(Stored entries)

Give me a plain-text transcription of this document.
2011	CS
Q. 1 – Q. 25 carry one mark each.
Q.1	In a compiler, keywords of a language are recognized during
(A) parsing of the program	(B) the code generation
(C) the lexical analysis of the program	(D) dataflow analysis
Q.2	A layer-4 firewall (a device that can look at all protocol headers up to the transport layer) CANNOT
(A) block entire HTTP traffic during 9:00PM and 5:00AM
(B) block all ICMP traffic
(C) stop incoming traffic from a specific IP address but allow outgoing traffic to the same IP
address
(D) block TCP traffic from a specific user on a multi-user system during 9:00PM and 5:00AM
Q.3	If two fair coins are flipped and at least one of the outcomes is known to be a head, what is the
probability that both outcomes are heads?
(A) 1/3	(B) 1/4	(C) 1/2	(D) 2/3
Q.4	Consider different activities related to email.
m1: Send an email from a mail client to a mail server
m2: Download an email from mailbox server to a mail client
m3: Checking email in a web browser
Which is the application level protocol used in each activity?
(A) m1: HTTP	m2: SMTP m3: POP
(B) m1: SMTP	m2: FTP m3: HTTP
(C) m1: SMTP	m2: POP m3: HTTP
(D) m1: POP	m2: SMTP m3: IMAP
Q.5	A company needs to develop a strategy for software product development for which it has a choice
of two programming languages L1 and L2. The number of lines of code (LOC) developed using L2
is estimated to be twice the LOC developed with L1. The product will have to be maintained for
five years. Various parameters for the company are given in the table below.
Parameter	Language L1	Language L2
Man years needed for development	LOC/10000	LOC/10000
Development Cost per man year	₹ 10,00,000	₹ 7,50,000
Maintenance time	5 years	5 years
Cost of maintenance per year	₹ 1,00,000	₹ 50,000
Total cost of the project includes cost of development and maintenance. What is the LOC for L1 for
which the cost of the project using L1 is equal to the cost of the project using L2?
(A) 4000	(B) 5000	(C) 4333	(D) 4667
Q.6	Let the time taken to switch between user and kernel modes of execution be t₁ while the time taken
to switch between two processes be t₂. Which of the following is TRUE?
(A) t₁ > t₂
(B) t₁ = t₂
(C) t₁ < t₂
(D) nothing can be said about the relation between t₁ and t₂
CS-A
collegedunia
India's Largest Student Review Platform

_TASK TO COMPLETE_
Only a number is wanted here: how many lines in the data above include the string "user"?

_REPLY_
2